-------- Input records --------

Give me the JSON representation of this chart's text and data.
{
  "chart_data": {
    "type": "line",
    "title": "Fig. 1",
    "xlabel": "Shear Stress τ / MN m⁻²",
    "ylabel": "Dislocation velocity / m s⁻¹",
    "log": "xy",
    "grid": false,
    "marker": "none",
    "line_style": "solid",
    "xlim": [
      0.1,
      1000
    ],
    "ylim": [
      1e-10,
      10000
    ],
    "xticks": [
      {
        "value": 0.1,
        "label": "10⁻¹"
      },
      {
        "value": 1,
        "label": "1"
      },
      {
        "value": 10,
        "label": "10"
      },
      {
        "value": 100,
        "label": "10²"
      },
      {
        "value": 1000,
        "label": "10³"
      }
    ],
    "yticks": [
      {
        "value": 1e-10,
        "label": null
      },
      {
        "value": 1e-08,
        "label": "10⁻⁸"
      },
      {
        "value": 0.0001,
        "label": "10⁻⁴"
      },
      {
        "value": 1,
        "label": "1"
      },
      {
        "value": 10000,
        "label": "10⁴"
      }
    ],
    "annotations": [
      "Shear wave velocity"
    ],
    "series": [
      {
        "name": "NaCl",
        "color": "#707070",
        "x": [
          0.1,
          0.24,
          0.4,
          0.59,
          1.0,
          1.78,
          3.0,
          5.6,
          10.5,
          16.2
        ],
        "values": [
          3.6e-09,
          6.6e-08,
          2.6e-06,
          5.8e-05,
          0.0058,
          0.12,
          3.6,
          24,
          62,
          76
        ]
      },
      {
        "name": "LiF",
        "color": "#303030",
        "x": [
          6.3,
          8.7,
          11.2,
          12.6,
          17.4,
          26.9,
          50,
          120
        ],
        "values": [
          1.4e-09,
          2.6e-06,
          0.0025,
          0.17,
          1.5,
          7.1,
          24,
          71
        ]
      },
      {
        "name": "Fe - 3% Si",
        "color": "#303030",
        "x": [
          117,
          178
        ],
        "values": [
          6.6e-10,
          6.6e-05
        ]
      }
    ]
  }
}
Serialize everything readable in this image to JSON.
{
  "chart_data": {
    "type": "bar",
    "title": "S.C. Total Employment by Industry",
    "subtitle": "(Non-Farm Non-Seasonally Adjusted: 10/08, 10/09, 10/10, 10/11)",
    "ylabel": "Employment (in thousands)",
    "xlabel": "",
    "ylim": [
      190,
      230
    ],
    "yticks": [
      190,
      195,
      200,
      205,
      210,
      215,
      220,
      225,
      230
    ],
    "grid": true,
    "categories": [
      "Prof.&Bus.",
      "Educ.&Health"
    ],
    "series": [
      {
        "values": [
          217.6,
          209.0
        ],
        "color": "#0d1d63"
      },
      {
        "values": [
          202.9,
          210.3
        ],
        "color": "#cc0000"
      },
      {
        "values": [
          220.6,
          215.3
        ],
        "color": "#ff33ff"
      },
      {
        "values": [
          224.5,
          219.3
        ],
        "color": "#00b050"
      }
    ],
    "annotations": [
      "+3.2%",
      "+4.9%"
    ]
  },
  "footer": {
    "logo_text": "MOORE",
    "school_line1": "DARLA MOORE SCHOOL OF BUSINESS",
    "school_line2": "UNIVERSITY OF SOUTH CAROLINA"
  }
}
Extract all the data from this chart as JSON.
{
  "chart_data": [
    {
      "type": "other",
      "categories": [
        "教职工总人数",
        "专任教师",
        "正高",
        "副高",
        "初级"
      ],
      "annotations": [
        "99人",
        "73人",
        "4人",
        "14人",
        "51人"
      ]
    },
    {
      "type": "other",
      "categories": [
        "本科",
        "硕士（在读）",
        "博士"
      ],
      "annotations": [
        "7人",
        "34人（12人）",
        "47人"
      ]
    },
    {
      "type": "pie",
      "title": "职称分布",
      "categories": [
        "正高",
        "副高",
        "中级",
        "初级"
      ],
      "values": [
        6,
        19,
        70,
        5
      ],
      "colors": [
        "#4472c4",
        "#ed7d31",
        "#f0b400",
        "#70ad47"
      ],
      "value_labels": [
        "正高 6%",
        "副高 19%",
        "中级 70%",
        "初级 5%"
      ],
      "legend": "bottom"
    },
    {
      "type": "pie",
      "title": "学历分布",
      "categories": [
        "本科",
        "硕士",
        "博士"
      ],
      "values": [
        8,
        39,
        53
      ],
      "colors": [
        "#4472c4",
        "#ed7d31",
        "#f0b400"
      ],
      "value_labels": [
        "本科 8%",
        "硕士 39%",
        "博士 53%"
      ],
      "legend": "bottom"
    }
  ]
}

--------

Reproduce each entry word for word.

Give me the JSON representation of this chart's text and data.
{
  "chart_data": {
    "type": "line",
    "title": "Fig. 1",
    "xlabel": "Shear Stress τ / MN m⁻²",
    "ylabel": "Dislocation velocity / m s⁻¹",
    "log": "xy",
    "grid": false,
    "marker": "none",
    "line_style": "solid",
    "xlim": [
      0.1,
      1000
    ],
    "ylim": [
      1e-10,
      10000
    ],
    "xticks": [
      {
        "value": 0.1,
        "label": "10⁻¹"
      },
      {
        "value": 1,
        "label": "1"
      },
      {
        "value": 10,
        "label": "10"
      },
      {
        "value": 100,
        "label": "10²"
      },
      {
        "value": 1000,
        "label": "10³"
      }
    ],
    "yticks": [
      {
        "value": 1e-10,
        "label": null
      },
      {
        "value": 1e-08,
        "label": "10⁻⁸"
      },
      {
        "value": 0.0001,
        "label": "10⁻⁴"
      },
      {
        "value": 1,
        "label": "1"
      },
      {
        "value": 10000,
        "label": "10⁴"
      }
    ],
    "annotations": [
      "Shear wave velocity"
    ],
    "series": [
      {
        "name": "NaCl",
        "color": "#707070",
        "x": [
          0.1,
          0.24,
          0.4,
          0.59,
          1.0,
          1.78,
          3.0,
          5.6,
          10.5,
          16.2
        ],
        "values": [
          3.6e-09,
          6.6e-08,
          2.6e-06,
          5.8e-05,
          0.0058,
          0.12,
          3.6,
          24,
          62,
          76
        ]
      },
      {
        "name": "LiF",
        "color": "#303030",
        "x": [
          6.3,
          8.7,
          11.2,
          12.6,
          17.4,
          26.9,
          50,
          120
        ],
        "values": [
          1.4e-09,
          2.6e-06,
          0.0025,
          0.17,
          1.5,
          7.1,
          24,
          71
        ]
      },
      {
        "name": "Fe - 3% Si",
        "color": "#303030",
        "x": [
          117,
          178
        ],
        "values": [
          6.6e-10,
          6.6e-05
        ]
      }
    ]
  }
}
Serialize everything readable in this image to JSON.
{
  "chart_data": {
    "type": "bar",
    "title": "S.C. Total Employment by Industry",
    "subtitle": "(Non-Farm Non-Seasonally Adjusted: 10/08, 10/09, 10/10, 10/11)",
    "ylabel": "Employment (in thousands)",
    "xlabel": "",
    "ylim": [
      190,
      230
    ],
    "yticks": [
      190,
      195,
      200,
      205,
      210,
      215,
      220,
      225,
      230
    ],
    "grid": true,
    "categories": [
      "Prof.&Bus.",
      "Educ.&Health"
    ],
    "series": [
      {
        "values": [
          217.6,
          209.0
        ],
        "color": "#0d1d63"
      },
      {
        "values": [
          202.9,
          210.3
        ],
        "color": "#cc0000"
      },
      {
        "values": [
          220.6,
          215.3
        ],
        "color": "#ff33ff"
      },
      {
        "values": [
          224.5,
          219.3
        ],
        "color": "#00b050"
      }
    ],
    "annotations": [
      "+3.2%",
      "+4.9%"
    ]
  },
  "footer": {
    "logo_text": "MOORE",
    "school_line1": "DARLA MOORE SCHOOL OF BUSINESS",
    "school_line2": "UNIVERSITY OF SOUTH CAROLINA"
  }
}
Extract all the data from this chart as JSON.
{
  "chart_data": [
    {
      "type": "other",
      "categories": [
        "教职工总人数",
        "专任教师",
        "正高",
        "副高",
        "初级"
      ],
      "annotations": [
        "99人",
        "73人",
        "4人",
        "14人",
        "51人"
      ]
    },
    {
      "type": "other",
      "categories": [
        "本科",
        "硕士（在读）",
        "博士"
      ],
      "annotations": [
        "7人",
        "34人（12人）",
        "47人"
      ]
    },
    {
      "type": "pie",
      "title": "职称分布",
      "categories": [
        "正高",
        "副高",
        "中级",
        "初级"
      ],
      "values": [
        6,
        19,
        70,
        5
      ],
      "colors": [
        "#4472c4",
        "#ed7d31",
        "#f0b400",
        "#70ad47"
      ],
      "value_labels": [
        "正高 6%",
        "副高 19%",
        "中级 70%",
        "初级 5%"
      ],
      "legend": "bottom"
    },
    {
      "type": "pie",
      "title": "学历分布",
      "categories": [
        "本科",
        "硕士",
        "博士"
      ],
      "values": [
        8,
        39,
        53
      ],
      "colors": [
        "#4472c4",
        "#ed7d31",
        "#f0b400"
      ],
      "value_labels": [
        "本科 8%",
        "硕士 39%",
        "博士 53%"
      ],
      "legend": "bottom"
    }
  ]
}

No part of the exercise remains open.